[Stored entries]
================

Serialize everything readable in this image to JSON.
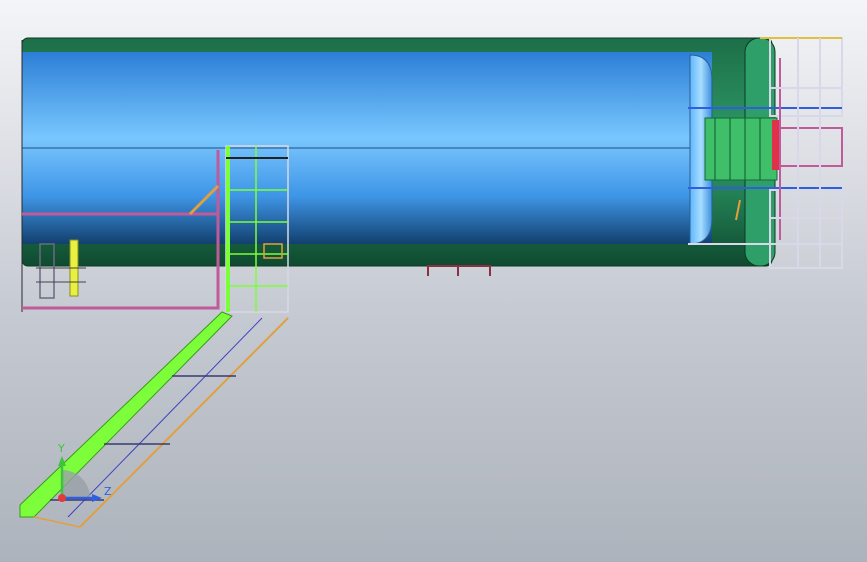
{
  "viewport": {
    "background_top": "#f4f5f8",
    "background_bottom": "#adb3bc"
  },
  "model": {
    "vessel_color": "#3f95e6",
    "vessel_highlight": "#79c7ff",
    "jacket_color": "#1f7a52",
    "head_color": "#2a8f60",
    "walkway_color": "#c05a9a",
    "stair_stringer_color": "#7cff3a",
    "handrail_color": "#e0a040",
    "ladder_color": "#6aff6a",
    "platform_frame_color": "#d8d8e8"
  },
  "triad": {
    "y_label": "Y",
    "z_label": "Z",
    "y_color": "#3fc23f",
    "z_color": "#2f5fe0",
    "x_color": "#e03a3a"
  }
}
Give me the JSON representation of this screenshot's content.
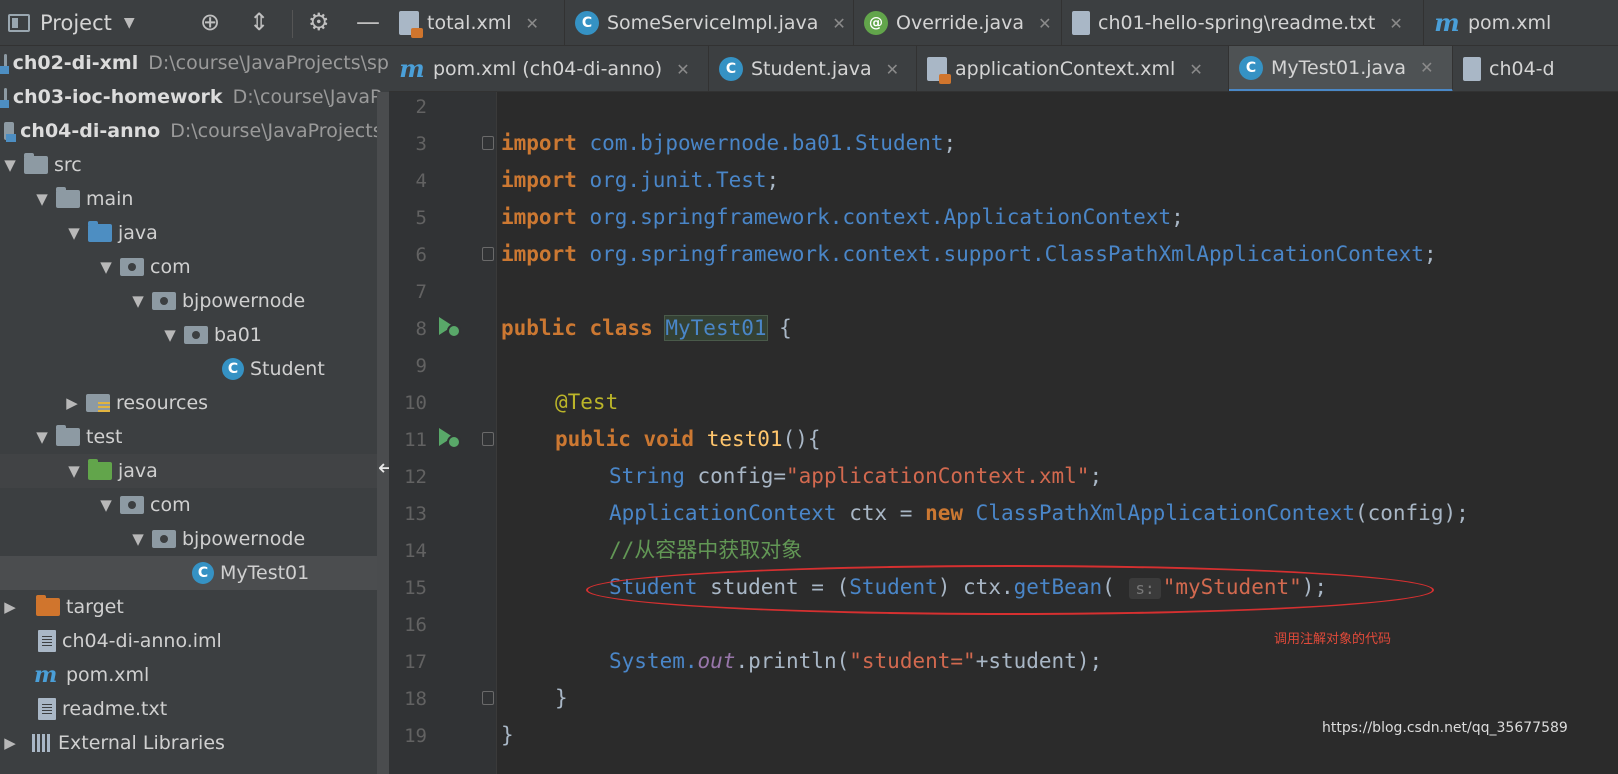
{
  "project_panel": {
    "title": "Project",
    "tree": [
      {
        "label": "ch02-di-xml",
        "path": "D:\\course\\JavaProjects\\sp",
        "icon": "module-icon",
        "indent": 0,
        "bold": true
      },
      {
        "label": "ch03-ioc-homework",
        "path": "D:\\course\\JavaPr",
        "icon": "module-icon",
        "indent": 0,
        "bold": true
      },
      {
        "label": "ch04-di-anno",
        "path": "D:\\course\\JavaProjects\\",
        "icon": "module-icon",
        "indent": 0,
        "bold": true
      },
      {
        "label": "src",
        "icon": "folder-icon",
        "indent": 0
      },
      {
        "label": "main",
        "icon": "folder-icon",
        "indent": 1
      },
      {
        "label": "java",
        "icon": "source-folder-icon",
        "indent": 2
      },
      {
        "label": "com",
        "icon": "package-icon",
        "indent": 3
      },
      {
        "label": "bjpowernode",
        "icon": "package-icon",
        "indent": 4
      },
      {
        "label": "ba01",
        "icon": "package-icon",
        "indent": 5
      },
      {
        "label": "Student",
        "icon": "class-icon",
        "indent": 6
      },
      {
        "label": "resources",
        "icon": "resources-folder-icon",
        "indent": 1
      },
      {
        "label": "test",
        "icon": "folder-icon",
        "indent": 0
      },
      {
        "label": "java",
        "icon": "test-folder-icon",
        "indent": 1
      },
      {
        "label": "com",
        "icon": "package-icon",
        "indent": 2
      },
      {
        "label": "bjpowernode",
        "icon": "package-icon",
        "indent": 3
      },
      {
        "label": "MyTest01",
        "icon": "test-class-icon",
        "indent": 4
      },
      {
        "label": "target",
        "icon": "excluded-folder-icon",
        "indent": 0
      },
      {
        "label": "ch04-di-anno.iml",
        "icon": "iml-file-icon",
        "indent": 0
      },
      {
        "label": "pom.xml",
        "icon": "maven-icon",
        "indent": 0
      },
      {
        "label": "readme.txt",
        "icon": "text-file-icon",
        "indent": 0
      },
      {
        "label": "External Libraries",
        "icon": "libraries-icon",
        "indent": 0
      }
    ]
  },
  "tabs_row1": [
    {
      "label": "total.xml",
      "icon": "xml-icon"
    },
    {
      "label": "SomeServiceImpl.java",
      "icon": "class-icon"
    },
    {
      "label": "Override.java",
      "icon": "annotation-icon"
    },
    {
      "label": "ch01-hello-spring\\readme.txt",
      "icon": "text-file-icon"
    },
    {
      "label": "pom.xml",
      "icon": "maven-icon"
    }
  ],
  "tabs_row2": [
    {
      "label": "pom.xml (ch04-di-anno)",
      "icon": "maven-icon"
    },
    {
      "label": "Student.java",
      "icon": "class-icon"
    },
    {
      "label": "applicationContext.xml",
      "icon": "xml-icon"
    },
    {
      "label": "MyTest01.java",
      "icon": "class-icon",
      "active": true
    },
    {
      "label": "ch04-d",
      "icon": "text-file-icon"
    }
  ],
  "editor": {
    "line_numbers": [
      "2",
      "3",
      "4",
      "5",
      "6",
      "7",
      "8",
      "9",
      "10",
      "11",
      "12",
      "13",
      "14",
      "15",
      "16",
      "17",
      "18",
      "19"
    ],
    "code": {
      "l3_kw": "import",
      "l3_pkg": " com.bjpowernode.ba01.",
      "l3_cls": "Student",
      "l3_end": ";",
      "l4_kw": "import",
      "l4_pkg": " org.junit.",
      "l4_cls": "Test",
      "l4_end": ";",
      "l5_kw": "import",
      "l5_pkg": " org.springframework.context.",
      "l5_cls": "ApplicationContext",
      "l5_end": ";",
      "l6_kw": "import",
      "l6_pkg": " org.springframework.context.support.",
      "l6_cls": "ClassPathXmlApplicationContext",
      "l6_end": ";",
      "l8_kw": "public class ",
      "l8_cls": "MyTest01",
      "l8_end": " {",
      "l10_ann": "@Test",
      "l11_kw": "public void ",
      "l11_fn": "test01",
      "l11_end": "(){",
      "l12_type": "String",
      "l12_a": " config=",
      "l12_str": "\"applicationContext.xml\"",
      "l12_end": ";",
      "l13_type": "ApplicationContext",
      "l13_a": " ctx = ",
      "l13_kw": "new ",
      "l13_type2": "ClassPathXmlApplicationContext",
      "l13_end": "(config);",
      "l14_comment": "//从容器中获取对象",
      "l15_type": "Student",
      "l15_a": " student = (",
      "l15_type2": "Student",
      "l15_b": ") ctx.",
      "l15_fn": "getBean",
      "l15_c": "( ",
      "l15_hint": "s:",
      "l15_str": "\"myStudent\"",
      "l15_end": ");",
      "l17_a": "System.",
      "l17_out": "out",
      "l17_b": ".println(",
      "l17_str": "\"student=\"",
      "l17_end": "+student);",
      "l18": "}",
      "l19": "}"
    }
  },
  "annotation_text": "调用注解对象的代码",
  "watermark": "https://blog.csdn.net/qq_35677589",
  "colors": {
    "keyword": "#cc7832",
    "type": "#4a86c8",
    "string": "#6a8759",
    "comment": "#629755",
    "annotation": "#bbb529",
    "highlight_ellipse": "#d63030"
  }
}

================

Your task: Pick out all lines containing the string "readme".

Result of this exercise:
        "label": "readme.txt",
      "label": "ch01-hello-spring\\readme.txt",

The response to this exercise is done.